▶ Data for this exercise:
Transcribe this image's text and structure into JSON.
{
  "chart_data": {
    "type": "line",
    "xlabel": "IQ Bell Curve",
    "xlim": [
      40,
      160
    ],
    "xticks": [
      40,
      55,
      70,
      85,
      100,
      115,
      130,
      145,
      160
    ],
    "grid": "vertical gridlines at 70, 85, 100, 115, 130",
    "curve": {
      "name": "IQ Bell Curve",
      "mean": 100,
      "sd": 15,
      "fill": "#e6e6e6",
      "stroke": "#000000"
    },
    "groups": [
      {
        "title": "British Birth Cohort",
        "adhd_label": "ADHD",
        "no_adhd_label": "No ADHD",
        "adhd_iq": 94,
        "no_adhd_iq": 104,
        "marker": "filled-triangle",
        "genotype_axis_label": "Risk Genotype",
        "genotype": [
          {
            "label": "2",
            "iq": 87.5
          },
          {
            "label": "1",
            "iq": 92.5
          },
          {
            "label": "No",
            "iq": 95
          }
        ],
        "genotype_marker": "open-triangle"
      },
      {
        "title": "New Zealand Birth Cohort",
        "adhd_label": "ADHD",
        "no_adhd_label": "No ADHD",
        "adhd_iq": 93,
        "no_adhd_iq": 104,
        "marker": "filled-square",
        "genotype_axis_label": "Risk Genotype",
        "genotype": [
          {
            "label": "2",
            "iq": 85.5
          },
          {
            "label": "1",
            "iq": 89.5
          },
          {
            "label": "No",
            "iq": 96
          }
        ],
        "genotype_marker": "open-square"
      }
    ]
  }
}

▶ Exercise prompt: Type out the whole listing above again, exactly as it stands.

▶ Solution for this task:
Transcribe this image's text and structure into JSON.
{
  "chart_data": {
    "type": "line",
    "xlabel": "IQ Bell Curve",
    "xlim": [
      40,
      160
    ],
    "xticks": [
      40,
      55,
      70,
      85,
      100,
      115,
      130,
      145,
      160
    ],
    "grid": "vertical gridlines at 70, 85, 100, 115, 130",
    "curve": {
      "name": "IQ Bell Curve",
      "mean": 100,
      "sd": 15,
      "fill": "#e6e6e6",
      "stroke": "#000000"
    },
    "groups": [
      {
        "title": "British Birth Cohort",
        "adhd_label": "ADHD",
        "no_adhd_label": "No ADHD",
        "adhd_iq": 94,
        "no_adhd_iq": 104,
        "marker": "filled-triangle",
        "genotype_axis_label": "Risk Genotype",
        "genotype": [
          {
            "label": "2",
            "iq": 87.5
          },
          {
            "label": "1",
            "iq": 92.5
          },
          {
            "label": "No",
            "iq": 95
          }
        ],
        "genotype_marker": "open-triangle"
      },
      {
        "title": "New Zealand Birth Cohort",
        "adhd_label": "ADHD",
        "no_adhd_label": "No ADHD",
        "adhd_iq": 93,
        "no_adhd_iq": 104,
        "marker": "filled-square",
        "genotype_axis_label": "Risk Genotype",
        "genotype": [
          {
            "label": "2",
            "iq": 85.5
          },
          {
            "label": "1",
            "iq": 89.5
          },
          {
            "label": "No",
            "iq": 96
          }
        ],
        "genotype_marker": "open-square"
      }
    ]
  }
}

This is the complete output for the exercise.